Extracted records:
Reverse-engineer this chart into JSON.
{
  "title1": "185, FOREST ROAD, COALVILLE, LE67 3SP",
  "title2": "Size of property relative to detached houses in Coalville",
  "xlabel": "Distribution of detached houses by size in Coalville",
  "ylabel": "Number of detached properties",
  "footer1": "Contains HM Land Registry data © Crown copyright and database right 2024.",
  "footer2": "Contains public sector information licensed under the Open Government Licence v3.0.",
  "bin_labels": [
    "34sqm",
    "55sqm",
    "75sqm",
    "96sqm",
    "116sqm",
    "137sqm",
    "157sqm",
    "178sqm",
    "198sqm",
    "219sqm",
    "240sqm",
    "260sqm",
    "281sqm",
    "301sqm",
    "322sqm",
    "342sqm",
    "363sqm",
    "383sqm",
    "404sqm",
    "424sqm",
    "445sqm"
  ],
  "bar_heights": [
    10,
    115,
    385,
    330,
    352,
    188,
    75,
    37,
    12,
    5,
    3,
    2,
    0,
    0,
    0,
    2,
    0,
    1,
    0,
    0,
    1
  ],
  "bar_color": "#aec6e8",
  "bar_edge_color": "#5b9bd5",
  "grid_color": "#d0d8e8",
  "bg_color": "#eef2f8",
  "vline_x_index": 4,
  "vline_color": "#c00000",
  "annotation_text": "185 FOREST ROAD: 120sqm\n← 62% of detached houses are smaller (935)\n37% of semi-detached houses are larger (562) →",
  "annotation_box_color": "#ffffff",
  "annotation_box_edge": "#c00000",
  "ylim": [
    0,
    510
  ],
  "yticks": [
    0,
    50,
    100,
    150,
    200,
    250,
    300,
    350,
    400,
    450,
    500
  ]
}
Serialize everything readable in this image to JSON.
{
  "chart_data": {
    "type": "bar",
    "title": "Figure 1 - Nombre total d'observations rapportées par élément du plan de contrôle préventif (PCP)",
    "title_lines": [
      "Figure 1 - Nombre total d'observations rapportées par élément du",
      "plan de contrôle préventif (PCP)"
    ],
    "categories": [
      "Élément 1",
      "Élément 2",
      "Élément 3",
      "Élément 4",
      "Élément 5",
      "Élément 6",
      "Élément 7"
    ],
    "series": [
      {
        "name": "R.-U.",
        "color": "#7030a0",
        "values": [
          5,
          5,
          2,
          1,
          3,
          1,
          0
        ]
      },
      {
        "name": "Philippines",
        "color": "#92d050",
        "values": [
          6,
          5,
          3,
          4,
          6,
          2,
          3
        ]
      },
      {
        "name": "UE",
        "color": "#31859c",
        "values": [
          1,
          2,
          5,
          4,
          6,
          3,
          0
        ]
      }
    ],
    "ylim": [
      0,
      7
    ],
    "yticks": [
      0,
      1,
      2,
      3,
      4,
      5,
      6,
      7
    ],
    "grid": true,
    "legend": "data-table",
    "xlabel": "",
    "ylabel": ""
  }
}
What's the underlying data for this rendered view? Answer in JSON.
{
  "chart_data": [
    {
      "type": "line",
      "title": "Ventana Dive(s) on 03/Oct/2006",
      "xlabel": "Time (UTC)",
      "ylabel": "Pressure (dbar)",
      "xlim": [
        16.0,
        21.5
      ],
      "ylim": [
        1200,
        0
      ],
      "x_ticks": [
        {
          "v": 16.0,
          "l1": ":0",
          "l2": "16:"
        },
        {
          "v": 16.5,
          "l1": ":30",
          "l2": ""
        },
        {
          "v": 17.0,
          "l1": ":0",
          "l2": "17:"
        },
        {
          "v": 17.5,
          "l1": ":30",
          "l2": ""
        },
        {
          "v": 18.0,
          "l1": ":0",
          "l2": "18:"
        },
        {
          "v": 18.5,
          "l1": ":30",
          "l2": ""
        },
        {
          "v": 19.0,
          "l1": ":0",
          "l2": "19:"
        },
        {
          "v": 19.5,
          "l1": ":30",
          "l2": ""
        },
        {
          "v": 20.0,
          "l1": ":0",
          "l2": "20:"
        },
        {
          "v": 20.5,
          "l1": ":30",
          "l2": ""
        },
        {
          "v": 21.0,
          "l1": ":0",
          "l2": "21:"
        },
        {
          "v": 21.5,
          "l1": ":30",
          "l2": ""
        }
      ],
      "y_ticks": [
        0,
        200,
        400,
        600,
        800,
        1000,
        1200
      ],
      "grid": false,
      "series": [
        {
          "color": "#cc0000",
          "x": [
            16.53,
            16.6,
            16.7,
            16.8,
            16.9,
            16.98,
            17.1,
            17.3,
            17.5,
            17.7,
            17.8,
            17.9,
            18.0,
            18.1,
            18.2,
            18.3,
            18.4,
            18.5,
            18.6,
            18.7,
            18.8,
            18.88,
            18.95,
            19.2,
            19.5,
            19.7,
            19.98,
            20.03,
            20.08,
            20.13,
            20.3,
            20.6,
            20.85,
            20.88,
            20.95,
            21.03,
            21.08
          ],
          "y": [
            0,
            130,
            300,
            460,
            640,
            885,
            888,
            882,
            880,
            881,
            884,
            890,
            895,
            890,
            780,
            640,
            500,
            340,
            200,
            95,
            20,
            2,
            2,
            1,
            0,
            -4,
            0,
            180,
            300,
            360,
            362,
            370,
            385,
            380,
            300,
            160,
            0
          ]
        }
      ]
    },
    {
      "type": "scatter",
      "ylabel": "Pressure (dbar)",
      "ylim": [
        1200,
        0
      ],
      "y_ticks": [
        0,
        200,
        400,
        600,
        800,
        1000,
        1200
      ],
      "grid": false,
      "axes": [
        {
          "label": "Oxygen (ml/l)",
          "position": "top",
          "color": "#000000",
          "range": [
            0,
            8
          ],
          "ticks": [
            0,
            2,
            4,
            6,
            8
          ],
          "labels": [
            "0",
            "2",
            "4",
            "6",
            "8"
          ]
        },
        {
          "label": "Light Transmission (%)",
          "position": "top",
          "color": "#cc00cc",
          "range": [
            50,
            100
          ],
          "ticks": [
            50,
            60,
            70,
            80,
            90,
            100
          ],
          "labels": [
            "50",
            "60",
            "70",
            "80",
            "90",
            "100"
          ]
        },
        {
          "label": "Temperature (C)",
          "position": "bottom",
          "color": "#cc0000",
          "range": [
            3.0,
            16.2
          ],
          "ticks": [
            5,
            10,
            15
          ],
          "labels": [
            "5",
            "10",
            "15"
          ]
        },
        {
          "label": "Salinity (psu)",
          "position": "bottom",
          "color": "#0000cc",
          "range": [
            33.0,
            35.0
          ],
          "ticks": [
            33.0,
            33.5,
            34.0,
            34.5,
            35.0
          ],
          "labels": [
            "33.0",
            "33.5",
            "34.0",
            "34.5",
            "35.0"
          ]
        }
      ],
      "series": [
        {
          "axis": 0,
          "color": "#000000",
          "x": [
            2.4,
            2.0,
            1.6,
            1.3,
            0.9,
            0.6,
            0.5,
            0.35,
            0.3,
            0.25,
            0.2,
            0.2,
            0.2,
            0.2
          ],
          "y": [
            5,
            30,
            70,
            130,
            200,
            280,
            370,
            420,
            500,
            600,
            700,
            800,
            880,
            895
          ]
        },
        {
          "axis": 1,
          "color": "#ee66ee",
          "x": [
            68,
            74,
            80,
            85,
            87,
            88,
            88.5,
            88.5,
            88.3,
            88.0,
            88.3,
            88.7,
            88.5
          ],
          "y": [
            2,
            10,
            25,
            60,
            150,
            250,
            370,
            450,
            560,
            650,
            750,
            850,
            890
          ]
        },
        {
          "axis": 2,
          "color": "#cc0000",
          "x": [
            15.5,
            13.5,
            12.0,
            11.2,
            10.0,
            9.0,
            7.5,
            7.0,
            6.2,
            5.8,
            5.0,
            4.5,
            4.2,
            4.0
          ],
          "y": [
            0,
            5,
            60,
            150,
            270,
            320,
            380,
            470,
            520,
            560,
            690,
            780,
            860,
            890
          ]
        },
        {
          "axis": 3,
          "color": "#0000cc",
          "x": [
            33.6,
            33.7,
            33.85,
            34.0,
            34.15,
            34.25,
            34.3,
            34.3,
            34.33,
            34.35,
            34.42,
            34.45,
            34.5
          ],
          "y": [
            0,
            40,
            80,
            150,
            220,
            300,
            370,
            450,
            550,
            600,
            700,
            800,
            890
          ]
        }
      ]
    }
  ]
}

__Request__
Check each line above for "total" and return the ones that have it.

__Answer to this task__
    "title": "Figure 1 - Nombre total d'observations rapportées par élément du plan de contrôle préventif (PCP)",
      "Figure 1 - Nombre total d'observations rapportées par élément du",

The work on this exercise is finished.